(begin)
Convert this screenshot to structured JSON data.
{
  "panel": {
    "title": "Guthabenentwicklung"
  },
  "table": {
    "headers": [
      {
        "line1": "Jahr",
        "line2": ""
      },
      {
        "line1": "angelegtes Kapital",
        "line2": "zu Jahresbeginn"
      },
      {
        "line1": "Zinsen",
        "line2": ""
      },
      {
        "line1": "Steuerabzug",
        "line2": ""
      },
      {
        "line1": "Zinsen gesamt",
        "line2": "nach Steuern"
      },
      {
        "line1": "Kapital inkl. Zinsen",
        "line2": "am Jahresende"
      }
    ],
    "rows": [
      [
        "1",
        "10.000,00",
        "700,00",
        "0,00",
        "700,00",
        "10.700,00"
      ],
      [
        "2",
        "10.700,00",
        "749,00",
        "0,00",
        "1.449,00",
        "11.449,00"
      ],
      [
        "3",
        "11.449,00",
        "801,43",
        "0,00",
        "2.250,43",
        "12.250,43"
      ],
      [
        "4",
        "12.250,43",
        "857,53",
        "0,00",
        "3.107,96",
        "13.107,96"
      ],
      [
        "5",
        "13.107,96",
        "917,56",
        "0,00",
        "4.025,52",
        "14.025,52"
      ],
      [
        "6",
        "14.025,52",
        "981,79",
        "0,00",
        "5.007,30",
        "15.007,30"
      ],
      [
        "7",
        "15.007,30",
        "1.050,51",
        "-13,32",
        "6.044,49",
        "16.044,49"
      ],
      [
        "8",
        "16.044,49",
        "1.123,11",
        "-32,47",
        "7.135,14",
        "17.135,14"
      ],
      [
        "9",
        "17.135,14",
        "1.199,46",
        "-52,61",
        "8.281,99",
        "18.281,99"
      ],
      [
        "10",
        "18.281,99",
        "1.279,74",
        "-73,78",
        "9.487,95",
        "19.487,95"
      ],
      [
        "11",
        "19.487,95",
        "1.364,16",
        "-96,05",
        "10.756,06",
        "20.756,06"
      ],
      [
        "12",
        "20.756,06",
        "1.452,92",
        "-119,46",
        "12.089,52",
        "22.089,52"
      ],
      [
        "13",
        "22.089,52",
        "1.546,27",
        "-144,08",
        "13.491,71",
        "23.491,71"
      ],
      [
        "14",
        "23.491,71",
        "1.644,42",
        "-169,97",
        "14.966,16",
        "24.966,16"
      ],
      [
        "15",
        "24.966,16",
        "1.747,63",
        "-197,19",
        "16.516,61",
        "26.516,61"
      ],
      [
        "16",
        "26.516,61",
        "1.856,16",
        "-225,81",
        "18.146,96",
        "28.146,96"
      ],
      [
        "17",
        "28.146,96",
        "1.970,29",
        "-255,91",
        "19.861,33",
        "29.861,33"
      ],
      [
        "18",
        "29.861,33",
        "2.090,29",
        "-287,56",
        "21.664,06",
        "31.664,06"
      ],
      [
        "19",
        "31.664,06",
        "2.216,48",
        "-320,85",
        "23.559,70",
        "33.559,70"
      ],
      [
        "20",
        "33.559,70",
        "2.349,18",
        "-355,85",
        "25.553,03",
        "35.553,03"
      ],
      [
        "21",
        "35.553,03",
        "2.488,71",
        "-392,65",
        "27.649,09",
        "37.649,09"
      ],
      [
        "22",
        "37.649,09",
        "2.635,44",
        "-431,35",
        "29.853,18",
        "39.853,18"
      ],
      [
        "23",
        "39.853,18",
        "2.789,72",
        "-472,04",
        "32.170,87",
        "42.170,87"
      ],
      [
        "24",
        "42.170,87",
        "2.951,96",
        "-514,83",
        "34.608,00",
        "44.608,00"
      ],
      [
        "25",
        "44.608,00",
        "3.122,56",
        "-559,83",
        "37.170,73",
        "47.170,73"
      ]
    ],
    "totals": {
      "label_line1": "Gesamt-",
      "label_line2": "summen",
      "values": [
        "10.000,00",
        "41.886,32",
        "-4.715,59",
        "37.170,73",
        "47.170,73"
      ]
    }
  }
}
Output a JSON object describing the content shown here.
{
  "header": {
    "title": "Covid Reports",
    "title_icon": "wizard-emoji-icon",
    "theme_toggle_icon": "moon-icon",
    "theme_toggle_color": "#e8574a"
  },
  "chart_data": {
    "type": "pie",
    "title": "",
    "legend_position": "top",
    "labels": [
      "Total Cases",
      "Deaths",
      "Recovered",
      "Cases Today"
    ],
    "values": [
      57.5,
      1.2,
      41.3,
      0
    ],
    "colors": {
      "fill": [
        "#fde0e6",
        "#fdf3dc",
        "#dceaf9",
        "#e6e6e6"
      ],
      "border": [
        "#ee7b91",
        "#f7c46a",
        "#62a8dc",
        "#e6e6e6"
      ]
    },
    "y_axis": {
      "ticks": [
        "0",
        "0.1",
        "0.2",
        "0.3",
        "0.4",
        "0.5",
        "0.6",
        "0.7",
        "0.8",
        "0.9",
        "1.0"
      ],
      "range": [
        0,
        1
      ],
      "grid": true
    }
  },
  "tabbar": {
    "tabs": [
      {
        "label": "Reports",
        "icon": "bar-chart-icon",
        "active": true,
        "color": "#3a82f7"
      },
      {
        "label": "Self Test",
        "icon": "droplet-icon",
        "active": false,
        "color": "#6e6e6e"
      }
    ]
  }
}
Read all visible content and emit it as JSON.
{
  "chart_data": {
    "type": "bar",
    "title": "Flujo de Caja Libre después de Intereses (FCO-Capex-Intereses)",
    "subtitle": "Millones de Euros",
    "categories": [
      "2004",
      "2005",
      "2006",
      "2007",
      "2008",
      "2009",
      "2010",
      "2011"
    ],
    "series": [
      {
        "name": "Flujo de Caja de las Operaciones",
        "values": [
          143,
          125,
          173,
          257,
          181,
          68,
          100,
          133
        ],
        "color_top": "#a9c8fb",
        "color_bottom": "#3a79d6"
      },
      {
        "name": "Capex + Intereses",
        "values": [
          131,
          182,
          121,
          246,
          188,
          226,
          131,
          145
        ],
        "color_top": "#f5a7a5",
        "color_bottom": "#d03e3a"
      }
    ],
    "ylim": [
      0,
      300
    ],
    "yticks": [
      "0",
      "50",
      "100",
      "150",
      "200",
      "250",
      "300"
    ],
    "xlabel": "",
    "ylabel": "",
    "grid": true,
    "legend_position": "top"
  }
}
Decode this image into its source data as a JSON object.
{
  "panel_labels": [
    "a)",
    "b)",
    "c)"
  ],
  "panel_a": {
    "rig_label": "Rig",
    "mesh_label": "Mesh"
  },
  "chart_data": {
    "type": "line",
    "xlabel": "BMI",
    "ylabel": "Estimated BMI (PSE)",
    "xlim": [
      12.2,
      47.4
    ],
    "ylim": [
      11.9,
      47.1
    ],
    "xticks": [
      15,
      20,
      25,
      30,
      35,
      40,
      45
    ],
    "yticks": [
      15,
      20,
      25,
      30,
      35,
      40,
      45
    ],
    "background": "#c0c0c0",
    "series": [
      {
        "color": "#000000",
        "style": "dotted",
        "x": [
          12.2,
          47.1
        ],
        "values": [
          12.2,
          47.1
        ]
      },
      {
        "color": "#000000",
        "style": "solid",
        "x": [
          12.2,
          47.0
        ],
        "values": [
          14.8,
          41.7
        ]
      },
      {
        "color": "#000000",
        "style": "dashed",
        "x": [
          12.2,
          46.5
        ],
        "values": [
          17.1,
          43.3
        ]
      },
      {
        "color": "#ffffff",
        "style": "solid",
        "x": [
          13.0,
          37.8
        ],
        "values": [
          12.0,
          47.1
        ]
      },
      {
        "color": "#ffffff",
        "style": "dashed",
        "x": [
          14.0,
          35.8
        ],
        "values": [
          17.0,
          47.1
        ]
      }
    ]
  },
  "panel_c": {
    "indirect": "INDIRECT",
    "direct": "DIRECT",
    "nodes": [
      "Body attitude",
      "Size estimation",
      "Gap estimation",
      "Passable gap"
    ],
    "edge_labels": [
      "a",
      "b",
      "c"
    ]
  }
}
(end)
GIVEN PROBLEM: Return only those lines of the records that contain the string "Capex".

RESPONSE TO THIS TASK:
    "title": "Flujo de Caja Libre después de Intereses (FCO-Capex-Intereses)",
        "name": "Capex + Intereses",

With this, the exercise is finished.